Make an exact copy of all the records.

··· Supplied information

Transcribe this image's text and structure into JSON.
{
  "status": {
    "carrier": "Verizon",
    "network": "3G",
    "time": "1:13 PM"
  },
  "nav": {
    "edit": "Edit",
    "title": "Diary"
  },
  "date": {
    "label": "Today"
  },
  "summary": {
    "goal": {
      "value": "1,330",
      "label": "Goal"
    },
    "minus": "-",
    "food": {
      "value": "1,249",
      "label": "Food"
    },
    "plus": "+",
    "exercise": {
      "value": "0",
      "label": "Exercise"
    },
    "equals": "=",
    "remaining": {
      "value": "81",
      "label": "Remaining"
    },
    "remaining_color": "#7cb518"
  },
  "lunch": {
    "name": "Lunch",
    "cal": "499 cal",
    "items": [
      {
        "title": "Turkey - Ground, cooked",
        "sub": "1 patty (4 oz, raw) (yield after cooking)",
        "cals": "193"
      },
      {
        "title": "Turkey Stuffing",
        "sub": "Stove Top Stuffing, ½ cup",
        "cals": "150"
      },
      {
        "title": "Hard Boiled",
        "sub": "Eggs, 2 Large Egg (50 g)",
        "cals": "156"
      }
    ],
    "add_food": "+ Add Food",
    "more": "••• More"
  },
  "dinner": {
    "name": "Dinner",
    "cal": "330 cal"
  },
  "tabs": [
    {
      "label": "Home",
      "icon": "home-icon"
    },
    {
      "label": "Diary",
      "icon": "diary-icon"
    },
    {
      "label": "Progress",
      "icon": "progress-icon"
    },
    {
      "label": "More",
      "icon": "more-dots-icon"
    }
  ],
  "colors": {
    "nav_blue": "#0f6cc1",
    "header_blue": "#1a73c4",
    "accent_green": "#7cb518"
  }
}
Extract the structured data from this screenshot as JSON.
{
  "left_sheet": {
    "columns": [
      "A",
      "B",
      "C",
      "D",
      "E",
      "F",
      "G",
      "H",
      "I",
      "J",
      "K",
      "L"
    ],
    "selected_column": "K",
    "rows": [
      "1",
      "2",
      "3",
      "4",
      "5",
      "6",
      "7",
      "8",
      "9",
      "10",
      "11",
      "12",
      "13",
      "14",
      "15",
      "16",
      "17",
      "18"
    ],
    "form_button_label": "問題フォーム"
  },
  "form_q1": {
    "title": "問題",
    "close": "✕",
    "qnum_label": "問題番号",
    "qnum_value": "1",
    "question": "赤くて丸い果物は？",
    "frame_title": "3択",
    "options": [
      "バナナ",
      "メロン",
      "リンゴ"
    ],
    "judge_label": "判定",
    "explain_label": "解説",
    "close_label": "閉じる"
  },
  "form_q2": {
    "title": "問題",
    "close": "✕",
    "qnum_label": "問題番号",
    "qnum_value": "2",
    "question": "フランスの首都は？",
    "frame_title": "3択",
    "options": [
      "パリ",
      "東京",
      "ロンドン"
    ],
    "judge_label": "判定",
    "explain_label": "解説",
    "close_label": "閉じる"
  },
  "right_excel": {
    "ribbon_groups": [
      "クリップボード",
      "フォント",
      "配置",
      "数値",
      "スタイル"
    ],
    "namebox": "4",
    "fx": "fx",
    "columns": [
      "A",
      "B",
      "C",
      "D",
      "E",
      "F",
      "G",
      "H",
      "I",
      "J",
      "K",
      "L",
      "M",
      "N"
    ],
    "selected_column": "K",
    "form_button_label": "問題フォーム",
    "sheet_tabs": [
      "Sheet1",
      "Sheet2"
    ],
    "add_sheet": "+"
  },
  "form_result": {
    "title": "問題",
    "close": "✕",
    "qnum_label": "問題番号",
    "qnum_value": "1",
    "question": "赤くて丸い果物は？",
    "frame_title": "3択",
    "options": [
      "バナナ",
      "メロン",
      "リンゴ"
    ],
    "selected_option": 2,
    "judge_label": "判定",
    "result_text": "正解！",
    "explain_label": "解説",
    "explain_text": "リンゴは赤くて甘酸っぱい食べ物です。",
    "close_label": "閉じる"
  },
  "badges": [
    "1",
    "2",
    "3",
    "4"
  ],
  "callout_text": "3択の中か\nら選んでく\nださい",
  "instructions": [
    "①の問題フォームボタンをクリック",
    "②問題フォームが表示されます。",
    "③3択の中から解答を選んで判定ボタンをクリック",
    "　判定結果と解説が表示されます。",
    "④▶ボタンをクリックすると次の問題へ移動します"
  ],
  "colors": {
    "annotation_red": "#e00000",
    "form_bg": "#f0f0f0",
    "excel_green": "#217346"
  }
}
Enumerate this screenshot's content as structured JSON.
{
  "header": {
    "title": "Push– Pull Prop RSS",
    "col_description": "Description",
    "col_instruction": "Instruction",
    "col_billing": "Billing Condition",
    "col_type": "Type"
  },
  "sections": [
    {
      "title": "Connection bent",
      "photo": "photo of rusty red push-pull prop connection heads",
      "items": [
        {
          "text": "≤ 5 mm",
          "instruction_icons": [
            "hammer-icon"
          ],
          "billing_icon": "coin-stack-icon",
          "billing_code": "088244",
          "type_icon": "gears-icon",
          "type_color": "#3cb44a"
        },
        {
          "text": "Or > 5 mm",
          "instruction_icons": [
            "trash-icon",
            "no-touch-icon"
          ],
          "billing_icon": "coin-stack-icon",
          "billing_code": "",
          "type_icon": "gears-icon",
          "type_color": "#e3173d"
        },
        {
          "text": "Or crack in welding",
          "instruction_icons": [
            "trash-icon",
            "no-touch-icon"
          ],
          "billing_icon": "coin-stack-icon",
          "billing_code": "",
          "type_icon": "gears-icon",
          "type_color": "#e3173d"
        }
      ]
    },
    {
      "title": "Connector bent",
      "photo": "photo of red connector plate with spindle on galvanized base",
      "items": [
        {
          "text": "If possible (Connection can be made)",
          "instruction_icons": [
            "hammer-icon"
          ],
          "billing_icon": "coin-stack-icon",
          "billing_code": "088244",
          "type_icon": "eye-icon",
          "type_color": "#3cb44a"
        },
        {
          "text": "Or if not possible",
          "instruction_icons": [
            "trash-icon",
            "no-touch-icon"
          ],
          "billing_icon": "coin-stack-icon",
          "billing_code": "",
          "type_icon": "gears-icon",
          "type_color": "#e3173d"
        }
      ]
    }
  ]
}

······

> [Exercise answer]:
Transcribe this image's text and structure into JSON.
{
  "status": {
    "carrier": "Verizon",
    "network": "3G",
    "time": "1:13 PM"
  },
  "nav": {
    "edit": "Edit",
    "title": "Diary"
  },
  "date": {
    "label": "Today"
  },
  "summary": {
    "goal": {
      "value": "1,330",
      "label": "Goal"
    },
    "minus": "-",
    "food": {
      "value": "1,249",
      "label": "Food"
    },
    "plus": "+",
    "exercise": {
      "value": "0",
      "label": "Exercise"
    },
    "equals": "=",
    "remaining": {
      "value": "81",
      "label": "Remaining"
    },
    "remaining_color": "#7cb518"
  },
  "lunch": {
    "name": "Lunch",
    "cal": "499 cal",
    "items": [
      {
        "title": "Turkey - Ground, cooked",
        "sub": "1 patty (4 oz, raw) (yield after cooking)",
        "cals": "193"
      },
      {
        "title": "Turkey Stuffing",
        "sub": "Stove Top Stuffing, ½ cup",
        "cals": "150"
      },
      {
        "title": "Hard Boiled",
        "sub": "Eggs, 2 Large Egg (50 g)",
        "cals": "156"
      }
    ],
    "add_food": "+ Add Food",
    "more": "••• More"
  },
  "dinner": {
    "name": "Dinner",
    "cal": "330 cal"
  },
  "tabs": [
    {
      "label": "Home",
      "icon": "home-icon"
    },
    {
      "label": "Diary",
      "icon": "diary-icon"
    },
    {
      "label": "Progress",
      "icon": "progress-icon"
    },
    {
      "label": "More",
      "icon": "more-dots-icon"
    }
  ],
  "colors": {
    "nav_blue": "#0f6cc1",
    "header_blue": "#1a73c4",
    "accent_green": "#7cb518"
  }
}
Extract the structured data from this screenshot as JSON.
{
  "left_sheet": {
    "columns": [
      "A",
      "B",
      "C",
      "D",
      "E",
      "F",
      "G",
      "H",
      "I",
      "J",
      "K",
      "L"
    ],
    "selected_column": "K",
    "rows": [
      "1",
      "2",
      "3",
      "4",
      "5",
      "6",
      "7",
      "8",
      "9",
      "10",
      "11",
      "12",
      "13",
      "14",
      "15",
      "16",
      "17",
      "18"
    ],
    "form_button_label": "問題フォーム"
  },
  "form_q1": {
    "title": "問題",
    "close": "✕",
    "qnum_label": "問題番号",
    "qnum_value": "1",
    "question": "赤くて丸い果物は？",
    "frame_title": "3択",
    "options": [
      "バナナ",
      "メロン",
      "リンゴ"
    ],
    "judge_label": "判定",
    "explain_label": "解説",
    "close_label": "閉じる"
  },
  "form_q2": {
    "title": "問題",
    "close": "✕",
    "qnum_label": "問題番号",
    "qnum_value": "2",
    "question": "フランスの首都は？",
    "frame_title": "3択",
    "options": [
      "パリ",
      "東京",
      "ロンドン"
    ],
    "judge_label": "判定",
    "explain_label": "解説",
    "close_label": "閉じる"
  },
  "right_excel": {
    "ribbon_groups": [
      "クリップボード",
      "フォント",
      "配置",
      "数値",
      "スタイル"
    ],
    "namebox": "4",
    "fx": "fx",
    "columns": [
      "A",
      "B",
      "C",
      "D",
      "E",
      "F",
      "G",
      "H",
      "I",
      "J",
      "K",
      "L",
      "M",
      "N"
    ],
    "selected_column": "K",
    "form_button_label": "問題フォーム",
    "sheet_tabs": [
      "Sheet1",
      "Sheet2"
    ],
    "add_sheet": "+"
  },
  "form_result": {
    "title": "問題",
    "close": "✕",
    "qnum_label": "問題番号",
    "qnum_value": "1",
    "question": "赤くて丸い果物は？",
    "frame_title": "3択",
    "options": [
      "バナナ",
      "メロン",
      "リンゴ"
    ],
    "selected_option": 2,
    "judge_label": "判定",
    "result_text": "正解！",
    "explain_label": "解説",
    "explain_text": "リンゴは赤くて甘酸っぱい食べ物です。",
    "close_label": "閉じる"
  },
  "badges": [
    "1",
    "2",
    "3",
    "4"
  ],
  "callout_text": "3択の中か\nら選んでく\nださい",
  "instructions": [
    "①の問題フォームボタンをクリック",
    "②問題フォームが表示されます。",
    "③3択の中から解答を選んで判定ボタンをクリック",
    "　判定結果と解説が表示されます。",
    "④▶ボタンをクリックすると次の問題へ移動します"
  ],
  "colors": {
    "annotation_red": "#e00000",
    "form_bg": "#f0f0f0",
    "excel_green": "#217346"
  }
}
Enumerate this screenshot's content as structured JSON.
{
  "header": {
    "title": "Push– Pull Prop RSS",
    "col_description": "Description",
    "col_instruction": "Instruction",
    "col_billing": "Billing Condition",
    "col_type": "Type"
  },
  "sections": [
    {
      "title": "Connection bent",
      "photo": "photo of rusty red push-pull prop connection heads",
      "items": [
        {
          "text": "≤ 5 mm",
          "instruction_icons": [
            "hammer-icon"
          ],
          "billing_icon": "coin-stack-icon",
          "billing_code": "088244",
          "type_icon": "gears-icon",
          "type_color": "#3cb44a"
        },
        {
          "text": "Or > 5 mm",
          "instruction_icons": [
            "trash-icon",
            "no-touch-icon"
          ],
          "billing_icon": "coin-stack-icon",
          "billing_code": "",
          "type_icon": "gears-icon",
          "type_color": "#e3173d"
        },
        {
          "text": "Or crack in welding",
          "instruction_icons": [
            "trash-icon",
            "no-touch-icon"
          ],
          "billing_icon": "coin-stack-icon",
          "billing_code": "",
          "type_icon": "gears-icon",
          "type_color": "#e3173d"
        }
      ]
    },
    {
      "title": "Connector bent",
      "photo": "photo of red connector plate with spindle on galvanized base",
      "items": [
        {
          "text": "If possible (Connection can be made)",
          "instruction_icons": [
            "hammer-icon"
          ],
          "billing_icon": "coin-stack-icon",
          "billing_code": "088244",
          "type_icon": "eye-icon",
          "type_color": "#3cb44a"
        },
        {
          "text": "Or if not possible",
          "instruction_icons": [
            "trash-icon",
            "no-touch-icon"
          ],
          "billing_icon": "coin-stack-icon",
          "billing_code": "",
          "type_icon": "gears-icon",
          "type_color": "#e3173d"
        }
      ]
    }
  ]
}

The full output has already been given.